### PROBLEM
Copy each line below in which the word "наркотические" occurs.

### TASK INPUTS
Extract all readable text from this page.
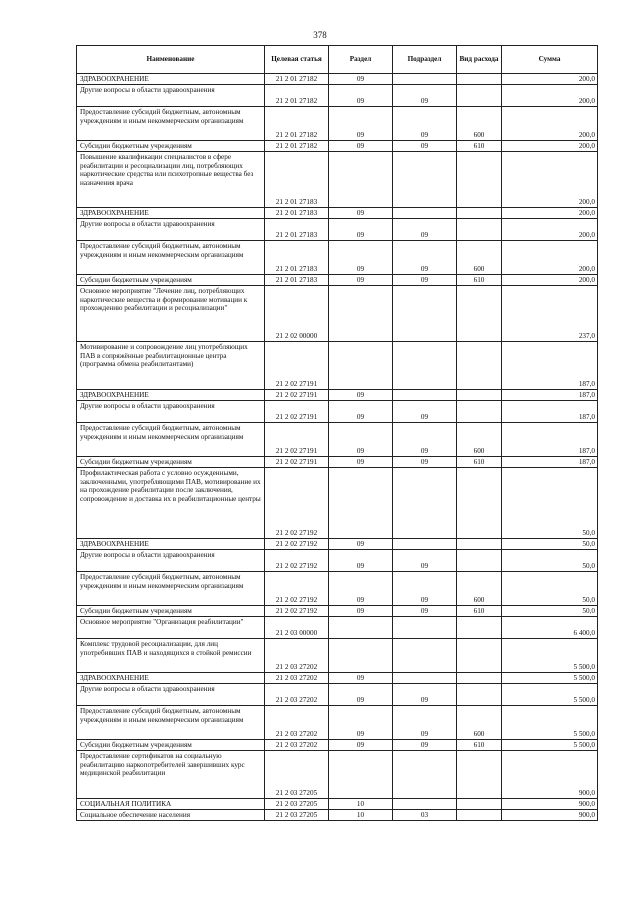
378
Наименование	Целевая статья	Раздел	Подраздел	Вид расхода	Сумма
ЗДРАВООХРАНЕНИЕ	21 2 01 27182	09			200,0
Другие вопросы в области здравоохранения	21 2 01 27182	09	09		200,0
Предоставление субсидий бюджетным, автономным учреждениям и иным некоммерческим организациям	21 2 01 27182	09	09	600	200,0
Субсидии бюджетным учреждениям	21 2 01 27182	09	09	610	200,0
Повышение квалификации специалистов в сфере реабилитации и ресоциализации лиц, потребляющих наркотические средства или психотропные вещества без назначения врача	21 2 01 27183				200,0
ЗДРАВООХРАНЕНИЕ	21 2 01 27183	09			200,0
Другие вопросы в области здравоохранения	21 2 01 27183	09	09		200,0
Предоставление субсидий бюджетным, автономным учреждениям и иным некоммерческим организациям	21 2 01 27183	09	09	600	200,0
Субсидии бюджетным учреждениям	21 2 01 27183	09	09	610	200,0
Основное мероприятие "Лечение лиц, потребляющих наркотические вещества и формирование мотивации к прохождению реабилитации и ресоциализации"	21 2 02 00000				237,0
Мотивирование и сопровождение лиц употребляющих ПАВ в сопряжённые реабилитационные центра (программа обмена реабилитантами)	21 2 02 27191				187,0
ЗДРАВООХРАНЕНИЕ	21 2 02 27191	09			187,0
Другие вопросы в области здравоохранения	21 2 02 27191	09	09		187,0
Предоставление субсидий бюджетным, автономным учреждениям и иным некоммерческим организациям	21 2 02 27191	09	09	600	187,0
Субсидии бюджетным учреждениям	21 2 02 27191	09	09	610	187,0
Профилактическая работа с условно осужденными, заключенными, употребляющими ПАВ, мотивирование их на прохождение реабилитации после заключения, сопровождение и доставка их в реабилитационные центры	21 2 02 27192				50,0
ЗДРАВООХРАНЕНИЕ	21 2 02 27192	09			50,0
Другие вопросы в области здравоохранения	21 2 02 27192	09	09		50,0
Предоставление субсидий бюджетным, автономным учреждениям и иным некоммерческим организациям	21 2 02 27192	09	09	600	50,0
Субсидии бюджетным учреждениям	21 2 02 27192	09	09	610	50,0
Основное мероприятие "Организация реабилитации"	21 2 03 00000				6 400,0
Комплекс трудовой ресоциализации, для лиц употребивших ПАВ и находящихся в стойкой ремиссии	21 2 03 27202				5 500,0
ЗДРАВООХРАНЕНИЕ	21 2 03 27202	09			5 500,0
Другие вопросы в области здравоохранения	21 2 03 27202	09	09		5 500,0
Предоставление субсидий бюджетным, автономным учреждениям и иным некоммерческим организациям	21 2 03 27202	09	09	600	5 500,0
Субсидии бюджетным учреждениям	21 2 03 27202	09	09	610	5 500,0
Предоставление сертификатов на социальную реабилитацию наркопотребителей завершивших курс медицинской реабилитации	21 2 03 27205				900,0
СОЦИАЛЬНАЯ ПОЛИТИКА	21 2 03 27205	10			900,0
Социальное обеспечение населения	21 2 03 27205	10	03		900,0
...
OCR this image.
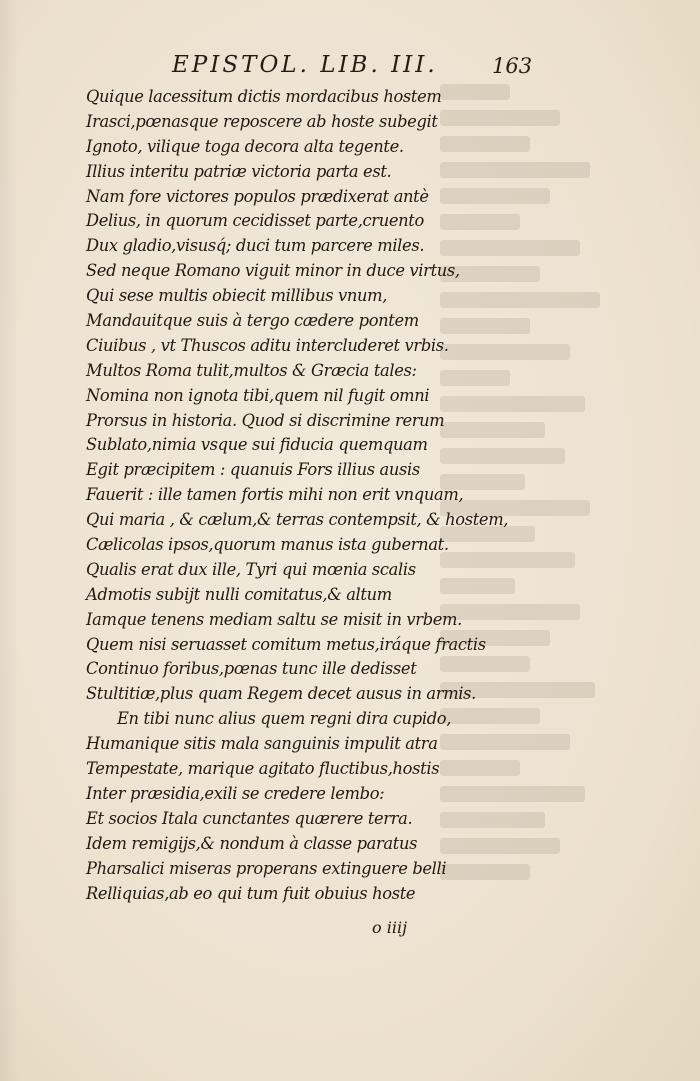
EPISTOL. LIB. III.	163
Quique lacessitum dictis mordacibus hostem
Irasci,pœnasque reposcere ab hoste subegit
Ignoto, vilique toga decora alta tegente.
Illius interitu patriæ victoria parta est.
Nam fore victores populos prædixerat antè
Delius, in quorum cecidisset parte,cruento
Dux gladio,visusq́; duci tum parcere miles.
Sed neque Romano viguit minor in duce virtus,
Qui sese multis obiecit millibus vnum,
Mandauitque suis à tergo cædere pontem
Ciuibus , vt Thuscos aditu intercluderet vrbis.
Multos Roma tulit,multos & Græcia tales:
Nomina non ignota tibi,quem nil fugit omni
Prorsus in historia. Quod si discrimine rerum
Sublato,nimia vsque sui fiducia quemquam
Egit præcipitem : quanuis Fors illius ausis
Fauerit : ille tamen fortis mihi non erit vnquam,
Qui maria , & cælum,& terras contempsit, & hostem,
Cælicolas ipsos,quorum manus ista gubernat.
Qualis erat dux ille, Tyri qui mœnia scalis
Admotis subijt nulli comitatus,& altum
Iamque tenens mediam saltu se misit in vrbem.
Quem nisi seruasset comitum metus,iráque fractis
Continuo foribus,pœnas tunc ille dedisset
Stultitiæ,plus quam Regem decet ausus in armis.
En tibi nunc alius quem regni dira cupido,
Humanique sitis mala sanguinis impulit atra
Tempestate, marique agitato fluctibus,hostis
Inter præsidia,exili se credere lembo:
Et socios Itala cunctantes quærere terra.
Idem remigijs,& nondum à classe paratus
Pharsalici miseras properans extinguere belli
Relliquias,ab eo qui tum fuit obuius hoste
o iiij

### THE REPLY
Повышение квалификации специалистов в сфере реабилитации и ресоциализации лиц, потребляющих наркотические средства или психотропные вещества без назначения врача	21 2 01 27183				200,0
Основное мероприятие "Лечение лиц, потребляющих наркотические вещества и формирование мотивации к прохождению реабилитации и ресоциализации"	21 2 02 00000				237,0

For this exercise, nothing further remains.